Can you reproduce the data beneath, keeping every line exact?

EXTRACTED DATA:

[Begin]

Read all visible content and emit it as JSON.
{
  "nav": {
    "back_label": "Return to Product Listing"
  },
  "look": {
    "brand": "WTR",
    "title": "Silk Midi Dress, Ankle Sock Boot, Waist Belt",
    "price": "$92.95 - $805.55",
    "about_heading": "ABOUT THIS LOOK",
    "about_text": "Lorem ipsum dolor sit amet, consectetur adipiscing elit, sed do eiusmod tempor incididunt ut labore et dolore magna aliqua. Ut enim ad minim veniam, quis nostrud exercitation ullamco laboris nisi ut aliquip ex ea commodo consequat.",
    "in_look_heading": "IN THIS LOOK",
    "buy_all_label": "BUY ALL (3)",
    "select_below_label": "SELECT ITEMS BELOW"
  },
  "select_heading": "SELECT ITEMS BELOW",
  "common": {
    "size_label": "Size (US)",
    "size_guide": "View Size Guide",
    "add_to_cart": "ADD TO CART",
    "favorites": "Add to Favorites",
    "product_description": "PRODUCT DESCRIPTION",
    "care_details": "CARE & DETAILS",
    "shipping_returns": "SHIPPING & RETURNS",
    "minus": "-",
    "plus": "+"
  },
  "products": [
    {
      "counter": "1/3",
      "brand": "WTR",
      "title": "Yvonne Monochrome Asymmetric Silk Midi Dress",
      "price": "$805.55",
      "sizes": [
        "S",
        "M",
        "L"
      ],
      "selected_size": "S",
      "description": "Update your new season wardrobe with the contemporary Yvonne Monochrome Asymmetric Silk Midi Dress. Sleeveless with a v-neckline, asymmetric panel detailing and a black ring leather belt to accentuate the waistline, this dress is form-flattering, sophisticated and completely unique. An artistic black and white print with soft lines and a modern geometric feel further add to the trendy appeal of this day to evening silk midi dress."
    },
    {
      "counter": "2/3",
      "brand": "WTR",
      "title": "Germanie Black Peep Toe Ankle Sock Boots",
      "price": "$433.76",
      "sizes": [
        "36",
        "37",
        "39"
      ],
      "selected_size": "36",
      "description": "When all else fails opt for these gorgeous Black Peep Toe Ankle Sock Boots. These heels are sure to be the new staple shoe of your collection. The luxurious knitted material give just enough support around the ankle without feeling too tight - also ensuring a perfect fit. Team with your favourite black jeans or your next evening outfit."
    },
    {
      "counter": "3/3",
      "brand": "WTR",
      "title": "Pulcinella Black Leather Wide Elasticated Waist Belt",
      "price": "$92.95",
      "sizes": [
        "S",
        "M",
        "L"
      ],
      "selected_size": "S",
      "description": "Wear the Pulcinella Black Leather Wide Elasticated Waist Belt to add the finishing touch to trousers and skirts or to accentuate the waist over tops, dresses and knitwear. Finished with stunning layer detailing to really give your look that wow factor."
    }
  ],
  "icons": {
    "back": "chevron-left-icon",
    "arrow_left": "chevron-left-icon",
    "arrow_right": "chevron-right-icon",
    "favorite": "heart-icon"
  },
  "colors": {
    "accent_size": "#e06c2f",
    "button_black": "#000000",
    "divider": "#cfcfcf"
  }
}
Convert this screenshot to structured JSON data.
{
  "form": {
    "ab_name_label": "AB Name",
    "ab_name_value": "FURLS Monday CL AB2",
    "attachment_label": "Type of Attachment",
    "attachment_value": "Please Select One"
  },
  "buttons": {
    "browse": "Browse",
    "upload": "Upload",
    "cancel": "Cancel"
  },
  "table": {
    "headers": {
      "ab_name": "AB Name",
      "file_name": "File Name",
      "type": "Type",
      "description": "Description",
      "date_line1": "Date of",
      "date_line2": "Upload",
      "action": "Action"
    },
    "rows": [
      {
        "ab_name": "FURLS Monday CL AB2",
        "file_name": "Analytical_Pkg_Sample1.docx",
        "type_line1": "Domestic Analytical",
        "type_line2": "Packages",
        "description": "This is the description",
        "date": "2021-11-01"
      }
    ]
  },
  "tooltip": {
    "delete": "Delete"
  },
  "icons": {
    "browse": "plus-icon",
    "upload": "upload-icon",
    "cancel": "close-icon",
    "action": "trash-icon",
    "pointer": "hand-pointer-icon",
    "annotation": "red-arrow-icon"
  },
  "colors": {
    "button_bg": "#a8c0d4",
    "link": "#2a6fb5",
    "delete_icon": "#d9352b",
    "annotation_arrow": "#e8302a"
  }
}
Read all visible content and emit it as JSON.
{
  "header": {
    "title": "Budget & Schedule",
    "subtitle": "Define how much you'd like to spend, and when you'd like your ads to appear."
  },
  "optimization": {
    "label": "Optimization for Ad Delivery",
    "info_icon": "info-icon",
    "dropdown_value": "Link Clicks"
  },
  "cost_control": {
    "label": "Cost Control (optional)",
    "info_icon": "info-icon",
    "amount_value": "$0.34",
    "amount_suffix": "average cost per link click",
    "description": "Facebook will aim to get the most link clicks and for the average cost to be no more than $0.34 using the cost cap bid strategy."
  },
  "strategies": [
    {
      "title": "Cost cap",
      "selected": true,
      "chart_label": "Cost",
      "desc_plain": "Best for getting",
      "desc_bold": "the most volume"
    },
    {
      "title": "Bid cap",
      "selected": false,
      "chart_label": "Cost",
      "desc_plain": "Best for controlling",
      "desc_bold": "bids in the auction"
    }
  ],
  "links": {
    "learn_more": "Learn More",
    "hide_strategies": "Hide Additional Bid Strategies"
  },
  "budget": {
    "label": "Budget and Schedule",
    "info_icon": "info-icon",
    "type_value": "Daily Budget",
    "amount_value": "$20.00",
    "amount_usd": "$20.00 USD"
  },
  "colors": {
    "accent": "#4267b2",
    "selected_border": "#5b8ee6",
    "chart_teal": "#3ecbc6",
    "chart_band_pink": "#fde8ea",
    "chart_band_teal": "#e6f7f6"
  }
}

[End]

WRITTEN ANSWER:
Read all visible content and emit it as JSON.
{
  "nav": {
    "back_label": "Return to Product Listing"
  },
  "look": {
    "brand": "WTR",
    "title": "Silk Midi Dress, Ankle Sock Boot, Waist Belt",
    "price": "$92.95 - $805.55",
    "about_heading": "ABOUT THIS LOOK",
    "about_text": "Lorem ipsum dolor sit amet, consectetur adipiscing elit, sed do eiusmod tempor incididunt ut labore et dolore magna aliqua. Ut enim ad minim veniam, quis nostrud exercitation ullamco laboris nisi ut aliquip ex ea commodo consequat.",
    "in_look_heading": "IN THIS LOOK",
    "buy_all_label": "BUY ALL (3)",
    "select_below_label": "SELECT ITEMS BELOW"
  },
  "select_heading": "SELECT ITEMS BELOW",
  "common": {
    "size_label": "Size (US)",
    "size_guide": "View Size Guide",
    "add_to_cart": "ADD TO CART",
    "favorites": "Add to Favorites",
    "product_description": "PRODUCT DESCRIPTION",
    "care_details": "CARE & DETAILS",
    "shipping_returns": "SHIPPING & RETURNS",
    "minus": "-",
    "plus": "+"
  },
  "products": [
    {
      "counter": "1/3",
      "brand": "WTR",
      "title": "Yvonne Monochrome Asymmetric Silk Midi Dress",
      "price": "$805.55",
      "sizes": [
        "S",
        "M",
        "L"
      ],
      "selected_size": "S",
      "description": "Update your new season wardrobe with the contemporary Yvonne Monochrome Asymmetric Silk Midi Dress. Sleeveless with a v-neckline, asymmetric panel detailing and a black ring leather belt to accentuate the waistline, this dress is form-flattering, sophisticated and completely unique. An artistic black and white print with soft lines and a modern geometric feel further add to the trendy appeal of this day to evening silk midi dress."
    },
    {
      "counter": "2/3",
      "brand": "WTR",
      "title": "Germanie Black Peep Toe Ankle Sock Boots",
      "price": "$433.76",
      "sizes": [
        "36",
        "37",
        "39"
      ],
      "selected_size": "36",
      "description": "When all else fails opt for these gorgeous Black Peep Toe Ankle Sock Boots. These heels are sure to be the new staple shoe of your collection. The luxurious knitted material give just enough support around the ankle without feeling too tight - also ensuring a perfect fit. Team with your favourite black jeans or your next evening outfit."
    },
    {
      "counter": "3/3",
      "brand": "WTR",
      "title": "Pulcinella Black Leather Wide Elasticated Waist Belt",
      "price": "$92.95",
      "sizes": [
        "S",
        "M",
        "L"
      ],
      "selected_size": "S",
      "description": "Wear the Pulcinella Black Leather Wide Elasticated Waist Belt to add the finishing touch to trousers and skirts or to accentuate the waist over tops, dresses and knitwear. Finished with stunning layer detailing to really give your look that wow factor."
    }
  ],
  "icons": {
    "back": "chevron-left-icon",
    "arrow_left": "chevron-left-icon",
    "arrow_right": "chevron-right-icon",
    "favorite": "heart-icon"
  },
  "colors": {
    "accent_size": "#e06c2f",
    "button_black": "#000000",
    "divider": "#cfcfcf"
  }
}
Convert this screenshot to structured JSON data.
{
  "form": {
    "ab_name_label": "AB Name",
    "ab_name_value": "FURLS Monday CL AB2",
    "attachment_label": "Type of Attachment",
    "attachment_value": "Please Select One"
  },
  "buttons": {
    "browse": "Browse",
    "upload": "Upload",
    "cancel": "Cancel"
  },
  "table": {
    "headers": {
      "ab_name": "AB Name",
      "file_name": "File Name",
      "type": "Type",
      "description": "Description",
      "date_line1": "Date of",
      "date_line2": "Upload",
      "action": "Action"
    },
    "rows": [
      {
        "ab_name": "FURLS Monday CL AB2",
        "file_name": "Analytical_Pkg_Sample1.docx",
        "type_line1": "Domestic Analytical",
        "type_line2": "Packages",
        "description": "This is the description",
        "date": "2021-11-01"
      }
    ]
  },
  "tooltip": {
    "delete": "Delete"
  },
  "icons": {
    "browse": "plus-icon",
    "upload": "upload-icon",
    "cancel": "close-icon",
    "action": "trash-icon",
    "pointer": "hand-pointer-icon",
    "annotation": "red-arrow-icon"
  },
  "colors": {
    "button_bg": "#a8c0d4",
    "link": "#2a6fb5",
    "delete_icon": "#d9352b",
    "annotation_arrow": "#e8302a"
  }
}
Read all visible content and emit it as JSON.
{
  "header": {
    "title": "Budget & Schedule",
    "subtitle": "Define how much you'd like to spend, and when you'd like your ads to appear."
  },
  "optimization": {
    "label": "Optimization for Ad Delivery",
    "info_icon": "info-icon",
    "dropdown_value": "Link Clicks"
  },
  "cost_control": {
    "label": "Cost Control (optional)",
    "info_icon": "info-icon",
    "amount_value": "$0.34",
    "amount_suffix": "average cost per link click",
    "description": "Facebook will aim to get the most link clicks and for the average cost to be no more than $0.34 using the cost cap bid strategy."
  },
  "strategies": [
    {
      "title": "Cost cap",
      "selected": true,
      "chart_label": "Cost",
      "desc_plain": "Best for getting",
      "desc_bold": "the most volume"
    },
    {
      "title": "Bid cap",
      "selected": false,
      "chart_label": "Cost",
      "desc_plain": "Best for controlling",
      "desc_bold": "bids in the auction"
    }
  ],
  "links": {
    "learn_more": "Learn More",
    "hide_strategies": "Hide Additional Bid Strategies"
  },
  "budget": {
    "label": "Budget and Schedule",
    "info_icon": "info-icon",
    "type_value": "Daily Budget",
    "amount_value": "$20.00",
    "amount_usd": "$20.00 USD"
  },
  "colors": {
    "accent": "#4267b2",
    "selected_border": "#5b8ee6",
    "chart_teal": "#3ecbc6",
    "chart_band_pink": "#fde8ea",
    "chart_band_teal": "#e6f7f6"
  }
}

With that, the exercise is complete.